OBJECTIVE:
Print all entries precisely as they are written.

DATA EXCERPTS:

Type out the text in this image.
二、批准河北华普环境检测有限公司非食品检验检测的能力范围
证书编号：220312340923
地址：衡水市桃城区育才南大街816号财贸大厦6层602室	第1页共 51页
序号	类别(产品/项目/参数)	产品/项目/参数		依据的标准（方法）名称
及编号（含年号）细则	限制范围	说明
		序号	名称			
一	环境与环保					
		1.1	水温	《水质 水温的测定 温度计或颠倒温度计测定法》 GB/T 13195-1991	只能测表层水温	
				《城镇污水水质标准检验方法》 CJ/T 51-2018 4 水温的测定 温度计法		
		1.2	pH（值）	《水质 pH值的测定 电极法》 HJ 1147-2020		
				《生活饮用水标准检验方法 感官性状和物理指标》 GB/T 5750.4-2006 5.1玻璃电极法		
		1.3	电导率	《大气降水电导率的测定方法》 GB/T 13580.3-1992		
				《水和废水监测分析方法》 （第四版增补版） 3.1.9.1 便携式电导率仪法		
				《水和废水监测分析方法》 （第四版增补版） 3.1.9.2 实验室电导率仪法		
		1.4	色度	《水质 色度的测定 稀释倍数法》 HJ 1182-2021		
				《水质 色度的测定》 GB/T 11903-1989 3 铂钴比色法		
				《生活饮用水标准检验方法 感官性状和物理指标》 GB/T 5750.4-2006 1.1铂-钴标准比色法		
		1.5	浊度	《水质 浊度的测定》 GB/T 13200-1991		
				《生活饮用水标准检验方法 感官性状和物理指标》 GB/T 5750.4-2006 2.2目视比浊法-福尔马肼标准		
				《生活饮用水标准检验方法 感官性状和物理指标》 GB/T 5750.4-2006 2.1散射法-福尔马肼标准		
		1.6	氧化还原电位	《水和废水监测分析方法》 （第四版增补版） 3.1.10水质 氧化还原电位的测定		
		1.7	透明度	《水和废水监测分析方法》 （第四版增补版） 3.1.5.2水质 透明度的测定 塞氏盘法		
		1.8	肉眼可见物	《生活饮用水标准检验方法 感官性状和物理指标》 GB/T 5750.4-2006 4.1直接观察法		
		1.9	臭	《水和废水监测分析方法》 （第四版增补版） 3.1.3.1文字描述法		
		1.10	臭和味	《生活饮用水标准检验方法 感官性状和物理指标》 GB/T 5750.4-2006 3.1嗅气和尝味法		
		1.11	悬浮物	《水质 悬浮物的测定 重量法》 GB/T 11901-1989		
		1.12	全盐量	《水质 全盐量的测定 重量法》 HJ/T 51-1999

RESPONSE TO THE TASK:
Type out the text in this image.
二、批准河北华普环境检测有限公司非食品检验检测的能力范围
证书编号：220312340923
地址：衡水市桃城区育才南大街816号财贸大厦6层602室	第1页共 51页
序号	类别(产品/项目/参数)	产品/项目/参数		依据的标准（方法）名称
及编号（含年号）细则	限制范围	说明
		序号	名称			
一	环境与环保					
		1.1	水温	《水质 水温的测定 温度计或颠倒温度计测定法》 GB/T 13195-1991	只能测表层水温	
				《城镇污水水质标准检验方法》 CJ/T 51-2018 4 水温的测定 温度计法		
		1.2	pH（值）	《水质 pH值的测定 电极法》 HJ 1147-2020		
				《生活饮用水标准检验方法 感官性状和物理指标》 GB/T 5750.4-2006 5.1玻璃电极法		
		1.3	电导率	《大气降水电导率的测定方法》 GB/T 13580.3-1992		
				《水和废水监测分析方法》 （第四版增补版） 3.1.9.1 便携式电导率仪法		
				《水和废水监测分析方法》 （第四版增补版） 3.1.9.2 实验室电导率仪法		
		1.4	色度	《水质 色度的测定 稀释倍数法》 HJ 1182-2021		
				《水质 色度的测定》 GB/T 11903-1989 3 铂钴比色法		
				《生活饮用水标准检验方法 感官性状和物理指标》 GB/T 5750.4-2006 1.1铂-钴标准比色法		
		1.5	浊度	《水质 浊度的测定》 GB/T 13200-1991		
				《生活饮用水标准检验方法 感官性状和物理指标》 GB/T 5750.4-2006 2.2目视比浊法-福尔马肼标准		
				《生活饮用水标准检验方法 感官性状和物理指标》 GB/T 5750.4-2006 2.1散射法-福尔马肼标准		
		1.6	氧化还原电位	《水和废水监测分析方法》 （第四版增补版） 3.1.10水质 氧化还原电位的测定		
		1.7	透明度	《水和废水监测分析方法》 （第四版增补版） 3.1.5.2水质 透明度的测定 塞氏盘法		
		1.8	肉眼可见物	《生活饮用水标准检验方法 感官性状和物理指标》 GB/T 5750.4-2006 4.1直接观察法		
		1.9	臭	《水和废水监测分析方法》 （第四版增补版） 3.1.3.1文字描述法		
		1.10	臭和味	《生活饮用水标准检验方法 感官性状和物理指标》 GB/T 5750.4-2006 3.1嗅气和尝味法		
		1.11	悬浮物	《水质 悬浮物的测定 重量法》 GB/T 11901-1989		
		1.12	全盐量	《水质 全盐量的测定 重量法》 HJ/T 51-1999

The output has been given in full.